Entre temps, aux grandes vacances 1943, ce devait être en juillet, j’ai détruit des isolateurs destinés à l’installation d’une ligne téléphonique allemande pour relier le bourg de TREGUNC (Finistère) à la pointe de TREVINION où, à proximité dans un hameau, mes parents avaient trouvé refuge. C’était là un acte isolé que je n’ai jamais revendiqué, car, dès le lendemain, les autorités allemandes ont intimé l’ordre au maire de TREGUNC de faire surveiller le chantier, ce qui fut évidemment fort mal accueilli par la population.

Revenons à GUEMENE où notre groupe se réunissait dans l’atelier de menuiserie de père de Jean et Francis LE CUNFF ; nous n’avions pas d’armes et nous faisions des plans sur les formes d’actions qui nous attendaient, nous ‘’refaisions la France’’, nous constituant en sorte en un petit C.N.R. Nous déplorions d’être dans une zone géographique peu propice aux actions de sabotage ; pas de voies ferrées, pas de grands axes de communication, pas de concentration de troupes, pas de dépôts de munitions ou de carburant. Cependant il faut croire que les allemands nous prenaient pour de dangereux ‘’ terroristes’’, au point de créer à GUEMENE, à l’école de Saint Anne réquisitionnée, une annexe de la Gestapo de LOCMINE, un centre d’internement et de torture, et ce au début du mois de mai 44 auquel nous allons arriver. Nous avions ainsi atteint au moins un objectif ; désorganiser et en quelque sorte démoraliser notre ennemi.

Avec Francis nous allions le soir verser du sucre en poudre (véritable sacrifice à cette époque de restriction) dans les réservoirs de camion qui amenaient à LORIENT des travailleurs sur la base sous-marine. Là aussi la réaction allemande ne se fit pas attendre, imposant à la municipalité de faire garder les camions stationnés dans le haut de la place BISSON. De leur côté d’autres membres de notre groupe auraient percé des pneus de ces mêmes camions. Une autre de nos occupations, consistait à déplacer les panneaux indicateurs afin d’égarer les convois allemands qui auraient été amenés à traverser GUEMENE.

Des réfractaires du S.T.O. se sont joints à notre groupe, nous les appelions ‘’les parisiens’’. C’est ainsi que notre effectif s’est élevé à 22. Pour je ne sais quelle raison, mais je pense que c’est à la suite d’un démantèlement du S.N.M, nous avons été pris en charge, début décembre 43 par le mouvement, LIBE-NORD, dirigé par Jean LE COUTALLER. Je fus doté d’une fausse carte d’identité au nom de Daniel DARBOIS, que je regrette énormément d’avoir détruite à la libération, car elle ne m’était plus d’aucune utilité.

C’est ainsi qu’arrive le 2 Mai 1944 où, dénoncés par un « bon français », certainement même par un « bon Guémenois », nous avons été recherchés individuellement, les uns par la Gestapo, les autres – les S.T.O – par la Feldgendarmerie. J’ai échappé à cette rafle, mais quatre de nos compagnons Aimé et Francis TREBUIL, Jean FEUILLET et Jean MARTIN avaient été arrêtés, puis, le 4 mai Emile MAZE les rejoignit à LOCMINE. Après avoir été torturés ils ont été massacrés à la citadelle de PORT LOUIS où leur corps furent retrouvés parmi les 69 cadavres de ce charnier quelques jours après la fin de la guerre.

ITEMS FOURNIS:
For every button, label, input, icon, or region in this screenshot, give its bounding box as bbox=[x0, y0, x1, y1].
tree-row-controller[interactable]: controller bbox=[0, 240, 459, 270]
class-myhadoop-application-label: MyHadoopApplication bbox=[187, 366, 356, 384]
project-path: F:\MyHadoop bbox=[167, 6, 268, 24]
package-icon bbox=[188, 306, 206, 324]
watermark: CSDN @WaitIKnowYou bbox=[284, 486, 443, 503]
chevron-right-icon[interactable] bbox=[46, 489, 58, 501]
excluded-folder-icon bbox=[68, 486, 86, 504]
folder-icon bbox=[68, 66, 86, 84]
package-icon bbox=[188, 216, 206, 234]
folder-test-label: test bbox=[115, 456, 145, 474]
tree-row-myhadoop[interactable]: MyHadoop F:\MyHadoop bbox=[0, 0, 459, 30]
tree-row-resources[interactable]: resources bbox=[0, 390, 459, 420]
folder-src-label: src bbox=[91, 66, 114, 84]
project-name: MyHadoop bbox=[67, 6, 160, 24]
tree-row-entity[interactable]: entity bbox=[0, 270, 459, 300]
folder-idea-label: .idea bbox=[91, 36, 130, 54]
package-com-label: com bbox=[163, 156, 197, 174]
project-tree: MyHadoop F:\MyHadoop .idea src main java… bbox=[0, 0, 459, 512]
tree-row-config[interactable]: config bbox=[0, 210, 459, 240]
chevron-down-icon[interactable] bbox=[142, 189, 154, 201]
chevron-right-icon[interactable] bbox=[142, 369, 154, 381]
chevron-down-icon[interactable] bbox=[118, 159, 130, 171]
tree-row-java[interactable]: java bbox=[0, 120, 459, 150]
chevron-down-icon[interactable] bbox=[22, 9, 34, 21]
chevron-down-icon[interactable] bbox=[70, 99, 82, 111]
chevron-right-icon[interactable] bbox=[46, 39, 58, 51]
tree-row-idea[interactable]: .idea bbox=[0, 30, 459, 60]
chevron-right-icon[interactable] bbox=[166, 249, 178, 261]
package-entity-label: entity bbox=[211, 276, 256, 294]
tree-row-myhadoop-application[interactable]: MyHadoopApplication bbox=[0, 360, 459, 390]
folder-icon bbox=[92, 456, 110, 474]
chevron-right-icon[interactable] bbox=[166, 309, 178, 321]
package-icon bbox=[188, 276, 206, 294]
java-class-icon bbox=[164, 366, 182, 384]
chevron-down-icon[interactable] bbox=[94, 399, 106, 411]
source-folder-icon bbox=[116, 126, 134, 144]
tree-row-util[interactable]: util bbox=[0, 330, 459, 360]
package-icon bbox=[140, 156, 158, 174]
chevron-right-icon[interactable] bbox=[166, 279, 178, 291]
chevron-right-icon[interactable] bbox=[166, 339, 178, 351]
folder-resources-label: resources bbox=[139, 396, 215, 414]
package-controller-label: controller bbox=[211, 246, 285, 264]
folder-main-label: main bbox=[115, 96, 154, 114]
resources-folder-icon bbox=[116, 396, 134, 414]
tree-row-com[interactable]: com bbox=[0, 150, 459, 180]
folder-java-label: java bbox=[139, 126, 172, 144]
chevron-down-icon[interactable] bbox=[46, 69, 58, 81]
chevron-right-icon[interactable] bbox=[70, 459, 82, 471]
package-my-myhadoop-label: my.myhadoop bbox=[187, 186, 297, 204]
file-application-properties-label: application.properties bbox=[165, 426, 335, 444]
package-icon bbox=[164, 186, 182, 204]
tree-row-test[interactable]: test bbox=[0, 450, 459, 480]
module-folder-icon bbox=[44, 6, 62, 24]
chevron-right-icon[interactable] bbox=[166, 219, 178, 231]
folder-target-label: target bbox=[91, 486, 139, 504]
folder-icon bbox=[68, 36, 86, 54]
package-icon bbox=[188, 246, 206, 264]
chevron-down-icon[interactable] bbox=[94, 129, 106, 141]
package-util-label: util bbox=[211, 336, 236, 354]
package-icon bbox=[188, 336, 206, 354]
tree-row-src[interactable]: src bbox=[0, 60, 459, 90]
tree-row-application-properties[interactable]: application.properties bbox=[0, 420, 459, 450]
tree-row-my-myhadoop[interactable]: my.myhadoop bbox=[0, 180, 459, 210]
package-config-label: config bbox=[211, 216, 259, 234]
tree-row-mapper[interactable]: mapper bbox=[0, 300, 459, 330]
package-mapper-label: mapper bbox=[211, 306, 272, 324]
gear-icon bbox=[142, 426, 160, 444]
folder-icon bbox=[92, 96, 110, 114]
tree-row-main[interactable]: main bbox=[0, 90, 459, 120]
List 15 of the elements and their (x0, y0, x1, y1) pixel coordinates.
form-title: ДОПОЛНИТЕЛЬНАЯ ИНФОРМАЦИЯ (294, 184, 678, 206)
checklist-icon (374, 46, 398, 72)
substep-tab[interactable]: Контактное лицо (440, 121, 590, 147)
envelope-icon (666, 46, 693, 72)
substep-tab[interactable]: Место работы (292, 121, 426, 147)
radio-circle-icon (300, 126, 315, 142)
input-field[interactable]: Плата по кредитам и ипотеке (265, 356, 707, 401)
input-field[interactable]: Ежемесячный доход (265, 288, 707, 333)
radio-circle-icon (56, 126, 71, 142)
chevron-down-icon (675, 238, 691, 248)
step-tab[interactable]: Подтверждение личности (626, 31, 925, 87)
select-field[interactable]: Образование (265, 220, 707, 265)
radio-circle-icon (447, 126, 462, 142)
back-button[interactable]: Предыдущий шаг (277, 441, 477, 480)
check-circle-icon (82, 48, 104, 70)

ÉNONCÉ 1:
Résumez en deux phrases le récit de résistance à Guémené.
ÉNONCÉ 2:
Continuez le récit de résistance à Guémené après sa dernière phrase.

PRODUCTION ATTENDUE 1:
Le récit relate les actions d'un groupe de résistants de Guémené en 1943 et 1944, comme le sucre versé dans les réservoirs de camions allemands et le déplacement des panneaux indicateurs, ainsi que la destruction d'isolateurs d'une ligne téléphonique allemande près de Trégunc. Renforcé par des réfractaires du S.T.O. puis pris en charge par le mouvement Libé-Nord, le groupe fut dénoncé le 2 mai 1944, et cinq de ses membres furent arrêtés, torturés puis massacrés à la citadelle de Port-Louis.

PRODUCTION ATTENDUE 2:
Rescapés nous avons rejoint une base organisé à la ferme du Vénec, près de MELLIONEC (côtes du Nord à l’époque) où nous nous sommes installés dans des huttes de branchages. Nous avions à peine commencé notre nid de ‘’maquisards’’ lorsque le dimanche de la fête de Jeanne d’ARC nous avons été pourchassées par une meute d’allemands accompagnés de chiens. Nous avons pu leur échapper qu’en traversant une tourbière où les chiens perdirent notre trace, un vrai miracle ! Nous nous sommes alors dispersés puis rassemblés en trouvant refuge auprès de fermes, en réalité en dehors de ces fermes, pour ne pas incriminer les fermiers à qui je ne rendrai pas suffisamment hommage car nous avions pour nous la mobilité, cependant eux ne pouvaient échapper aux ‘’boches’’ et beaucoup ont payé, dans nos campagnes, par l’incendie de leur ferme, et même par la mort.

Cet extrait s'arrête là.